Source document —
Effect of hydrodynamics on autoflocculation and gravity sedimentation of Chlorella vulgaris

Autoflocculation followed by gravity sedimentation is a promising method for harvesting of microalgae. However, the effect of hydrodynamics on spontaneous flocculation of Chlorella vulgaris is yet uncertain. In this study, where quantitative analysis was conducted to study the effect of hydrodynamics on autoflocculation of Chlorella vulgaris, it was found that hydrodynamic turbulence enhanced autoflocculation efficiency by 40-53.3%. Autoflocculation efficiency increased first and then decreased with the increase of turbulence strength. With shear strength of 0.0069 N/m2 and energy dissipation efficient epsilon of 0.45 x 10-3 m2/s3, the average floc size and settling velocity achieved their maximum at 373.5 +/- 36.4 mu m and 2.17 +/- 0.29 m/h respectively. However, after shear strength exceeded 0.0115 Nm- 2 and energy dissipation efficient exceeded 1.25 x 10-3 m2/s3, the Chlorella vulgaris flocs started to disaggregate under the shearing effect. Hydrodynamic turbulence not only increased the probability of contact between Chlorella vulgaris cells, but also the enhanced the accumulation of EPS, which serves as bridge for autoflocculation after binding with the bivalent cation presented in the aqueous medium. Under hydrodynamic conditions, Chlorella vulgaris flocs start to settle by gravity, with separation efficiency reaching up to 94.5 +/- 4.5%. Therefore, hydrodynamic control presents a new approach for low cost harvesting of algae products.

Record excerpts —
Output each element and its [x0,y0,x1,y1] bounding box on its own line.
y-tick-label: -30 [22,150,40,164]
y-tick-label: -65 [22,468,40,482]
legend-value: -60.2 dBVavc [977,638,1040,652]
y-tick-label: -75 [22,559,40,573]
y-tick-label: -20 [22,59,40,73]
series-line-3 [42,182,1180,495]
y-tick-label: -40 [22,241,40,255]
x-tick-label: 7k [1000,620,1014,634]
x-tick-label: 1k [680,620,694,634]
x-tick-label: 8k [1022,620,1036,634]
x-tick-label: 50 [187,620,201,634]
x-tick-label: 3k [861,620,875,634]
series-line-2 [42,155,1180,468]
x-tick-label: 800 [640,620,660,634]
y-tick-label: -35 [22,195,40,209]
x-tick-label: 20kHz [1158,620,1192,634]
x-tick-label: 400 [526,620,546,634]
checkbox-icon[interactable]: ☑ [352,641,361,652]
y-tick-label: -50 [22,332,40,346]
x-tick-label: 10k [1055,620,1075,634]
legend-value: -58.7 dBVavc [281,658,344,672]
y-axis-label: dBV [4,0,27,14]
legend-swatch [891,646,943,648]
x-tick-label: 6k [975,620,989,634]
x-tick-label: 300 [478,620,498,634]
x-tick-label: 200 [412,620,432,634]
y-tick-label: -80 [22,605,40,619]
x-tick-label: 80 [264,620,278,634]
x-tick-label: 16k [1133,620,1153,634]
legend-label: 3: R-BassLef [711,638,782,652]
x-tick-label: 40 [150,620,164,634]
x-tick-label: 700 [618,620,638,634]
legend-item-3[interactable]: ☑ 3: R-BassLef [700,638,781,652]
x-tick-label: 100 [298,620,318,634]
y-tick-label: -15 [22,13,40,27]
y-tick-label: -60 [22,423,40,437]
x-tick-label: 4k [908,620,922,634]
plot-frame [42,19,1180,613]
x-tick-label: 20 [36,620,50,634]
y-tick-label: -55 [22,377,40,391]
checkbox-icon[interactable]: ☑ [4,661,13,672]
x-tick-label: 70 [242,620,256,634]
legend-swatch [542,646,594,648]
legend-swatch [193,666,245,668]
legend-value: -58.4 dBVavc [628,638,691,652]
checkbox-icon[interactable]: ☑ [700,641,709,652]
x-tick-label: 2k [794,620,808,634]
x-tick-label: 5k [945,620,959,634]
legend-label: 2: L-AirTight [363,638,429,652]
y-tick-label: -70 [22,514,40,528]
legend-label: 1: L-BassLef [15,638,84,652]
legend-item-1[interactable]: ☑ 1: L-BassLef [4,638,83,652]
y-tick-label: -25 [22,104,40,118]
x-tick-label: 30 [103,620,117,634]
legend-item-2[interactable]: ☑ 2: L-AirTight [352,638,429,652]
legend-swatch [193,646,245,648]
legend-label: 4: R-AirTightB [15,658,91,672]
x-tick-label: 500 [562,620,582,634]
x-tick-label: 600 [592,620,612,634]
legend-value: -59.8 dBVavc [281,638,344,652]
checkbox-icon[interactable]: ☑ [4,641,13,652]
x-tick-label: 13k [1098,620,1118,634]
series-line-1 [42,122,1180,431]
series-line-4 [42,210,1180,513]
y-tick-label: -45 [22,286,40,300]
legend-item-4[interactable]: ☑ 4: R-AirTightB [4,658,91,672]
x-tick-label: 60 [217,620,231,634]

Work task 1 —
Decide whether each statement agrees with the abstract on Chlorella vulgaris flocculation, and give the words from it that decide the matter: (a) hydrodynamic turbulence raised autoflocculation efficiency by 40-53.3%; (b) autoflocculation efficiency kept rising as turbulence strength grew; (c) separation efficiency under hydrodynamic conditions reached up to 94.5 +/- 4.5%.
Work task 2 —
Carry the abstract on Chlorella vulgaris flocculation further, picking up after its final sentence.
The listing plays no part in this work.

Exercise result 1 —
(a) Yes: "hydrodynamic turbulence enhanced autoflocculation efficiency by 40-53.3%"
(b) No: "Autoflocculation efficiency increased first and then decreased with the increase of turbulence strength."
(c) Yes: "with separation efficiency reaching up to 94.5 +/- 4.5%"

Exercise result 2 —
Automated summary

Hydrodynamic turbulence enhances the efficiency of autoflocculation in Chlorella vulgaris by increasing the probability of cell contact and accumulation of EPS. However, excessive shear strength and energy dissipation efficiency can lead to the disaggregation of algal flocs. This study demonstrates that hydrodynamic control can be a cost-effective approach for harvesting algae products with high separation efficiency.